**What the task asks**
Find the lines with the string "color" and return them.

**Record list**
::::
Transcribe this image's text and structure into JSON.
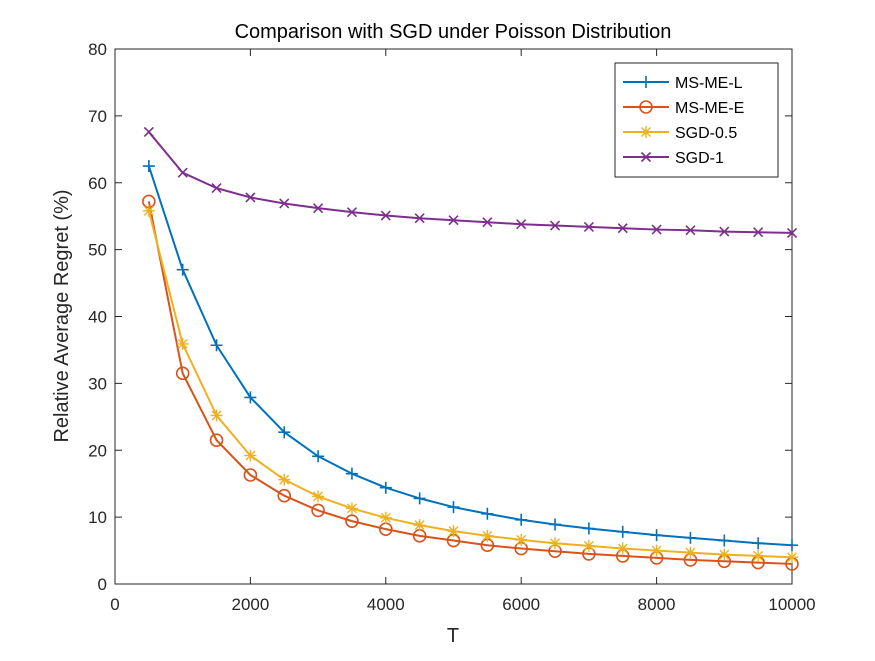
{
  "chart_data": {
    "type": "line",
    "title": "Comparison with SGD under Poisson Distribution",
    "xlabel": "T",
    "ylabel": "Relative Average Regret (%)",
    "xlim": [
      0,
      10000
    ],
    "ylim": [
      0,
      80
    ],
    "xticks": [
      0,
      2000,
      4000,
      6000,
      8000,
      10000
    ],
    "xtick_labels": [
      "0",
      "2000",
      "4000",
      "6000",
      "8000",
      "10000"
    ],
    "yticks": [
      0,
      10,
      20,
      30,
      40,
      50,
      60,
      70,
      80
    ],
    "ytick_labels": [
      "0",
      "10",
      "20",
      "30",
      "40",
      "50",
      "60",
      "70",
      "80"
    ],
    "grid": false,
    "legend_position": "top-right",
    "x": [
      500,
      1000,
      1500,
      2000,
      2500,
      3000,
      3500,
      4000,
      4500,
      5000,
      5500,
      6000,
      6500,
      7000,
      7500,
      8000,
      8500,
      9000,
      9500,
      10000
    ],
    "series": [
      {
        "name": "MS-ME-L",
        "color": "#0072BD",
        "marker": "plus",
        "values": [
          62.5,
          47.0,
          35.7,
          27.9,
          22.7,
          19.1,
          16.5,
          14.4,
          12.8,
          11.5,
          10.5,
          9.6,
          8.9,
          8.3,
          7.8,
          7.3,
          6.9,
          6.5,
          6.1,
          5.8
        ]
      },
      {
        "name": "MS-ME-E",
        "color": "#D95319",
        "marker": "circle",
        "values": [
          57.2,
          31.5,
          21.5,
          16.3,
          13.2,
          11.0,
          9.4,
          8.2,
          7.2,
          6.5,
          5.8,
          5.3,
          4.9,
          4.5,
          4.2,
          3.9,
          3.6,
          3.4,
          3.2,
          3.0
        ]
      },
      {
        "name": "SGD-0.5",
        "color": "#EDB120",
        "marker": "asterisk",
        "values": [
          55.8,
          35.9,
          25.2,
          19.2,
          15.6,
          13.1,
          11.3,
          9.9,
          8.8,
          7.9,
          7.2,
          6.6,
          6.1,
          5.7,
          5.3,
          5.0,
          4.7,
          4.4,
          4.2,
          4.0
        ]
      },
      {
        "name": "SGD-1",
        "color": "#7E2F8E",
        "marker": "x",
        "values": [
          67.6,
          61.5,
          59.2,
          57.8,
          56.9,
          56.2,
          55.6,
          55.1,
          54.7,
          54.4,
          54.1,
          53.8,
          53.6,
          53.4,
          53.2,
          53.0,
          52.9,
          52.7,
          52.6,
          52.5
        ]
      }
    ]
  }
}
::::
**Result**
        "color": "#0072BD",
        "color": "#D95319",
        "color": "#EDB120",
        "color": "#7E2F8E",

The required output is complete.